- _Exercise task_: For the copy, please give all of the data again exactly and leave the pictures out.

(begin)

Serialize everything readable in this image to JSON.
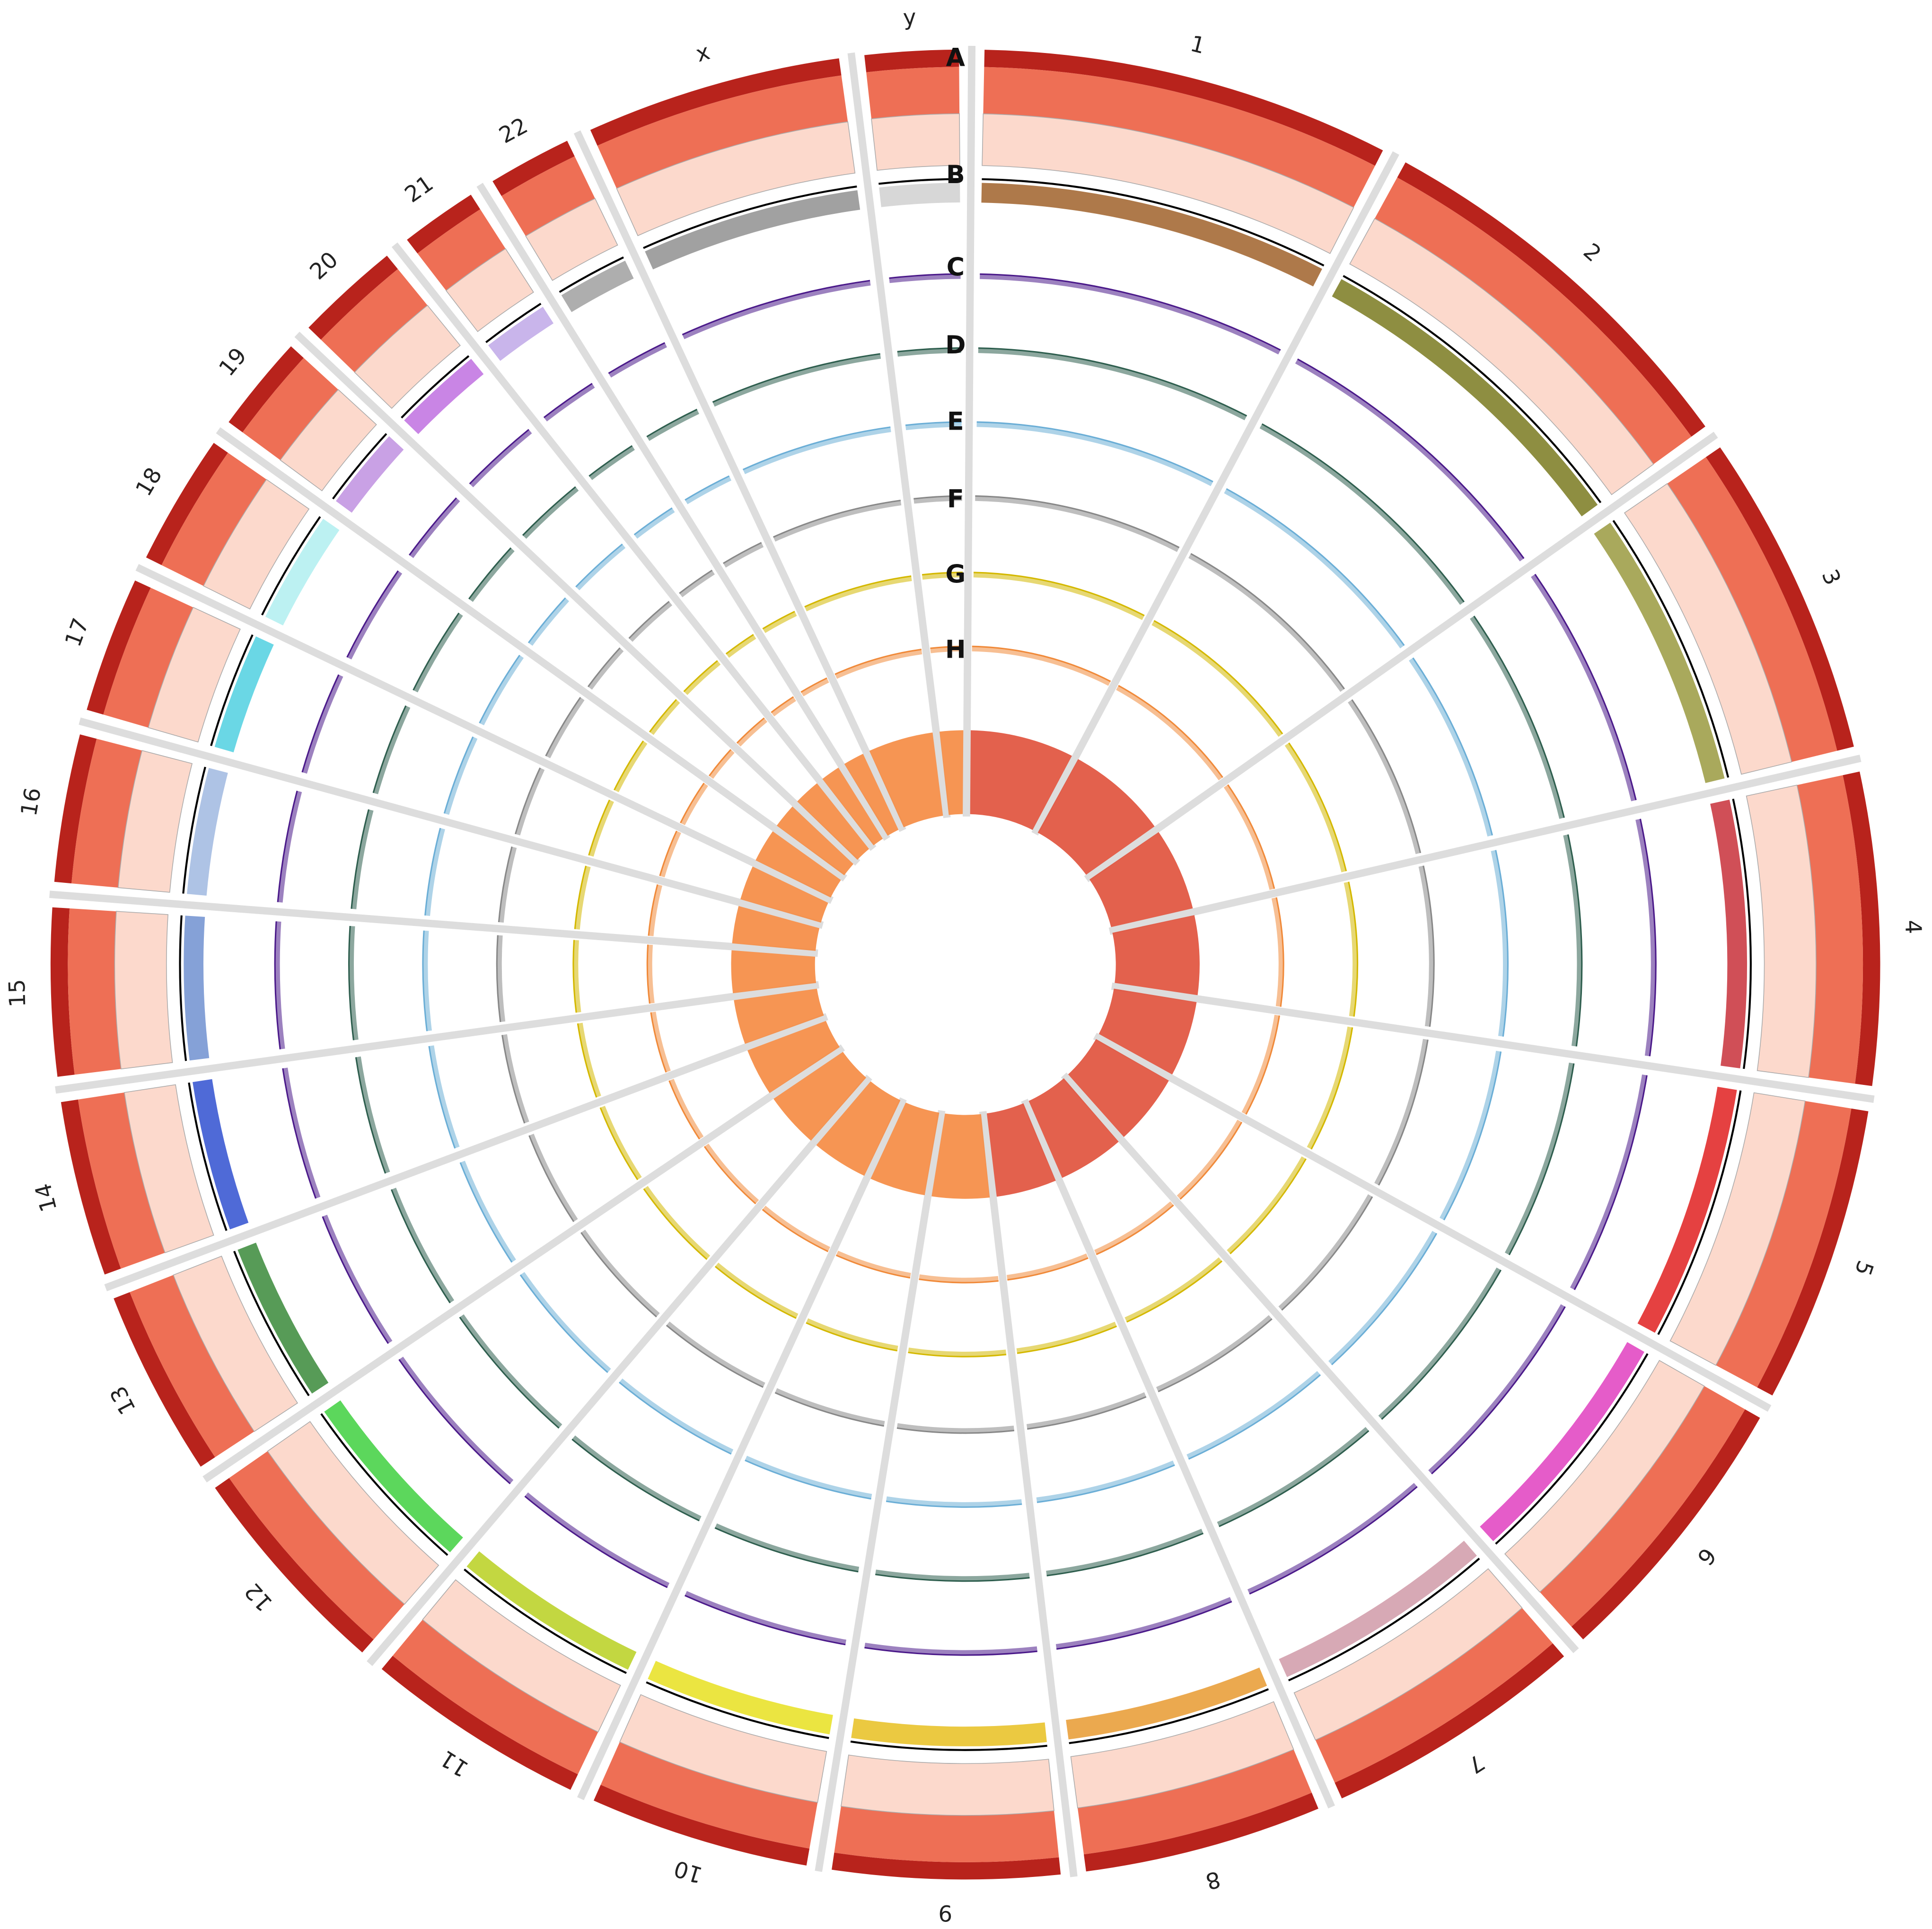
{
  "chromosomes": [
    "1",
    "2",
    "3",
    "4",
    "5",
    "6",
    "7",
    "8",
    "9",
    "10",
    "11",
    "12",
    "13",
    "14",
    "15",
    "16",
    "17",
    "18",
    "19",
    "20",
    "21",
    "22",
    "x",
    "y"
  ],
  "tracks": [
    "A",
    "B",
    "C",
    "D",
    "E",
    "F",
    "G",
    "H"
  ]
}
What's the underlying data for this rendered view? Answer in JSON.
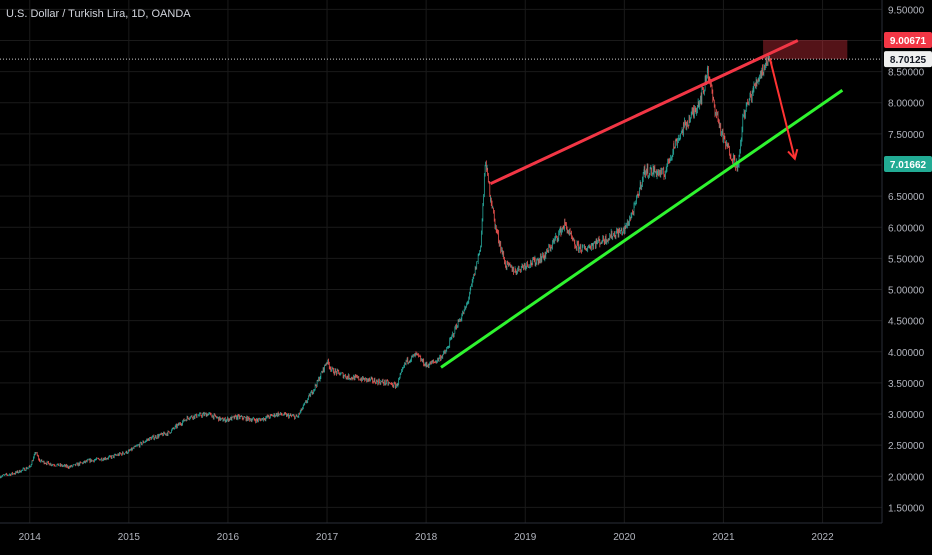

(end)

- _Complete answer_:
Serialize everything readable in this image to JSON.
{
  "chromosomes": [
    "1",
    "2",
    "3",
    "4",
    "5",
    "6",
    "7",
    "8",
    "9",
    "10",
    "11",
    "12",
    "13",
    "14",
    "15",
    "16",
    "17",
    "18",
    "19",
    "20",
    "21",
    "22",
    "x",
    "y"
  ],
  "tracks": [
    "A",
    "B",
    "C",
    "D",
    "E",
    "F",
    "G",
    "H"
  ]
}
What's the underlying data for this rendered view? Answer in JSON.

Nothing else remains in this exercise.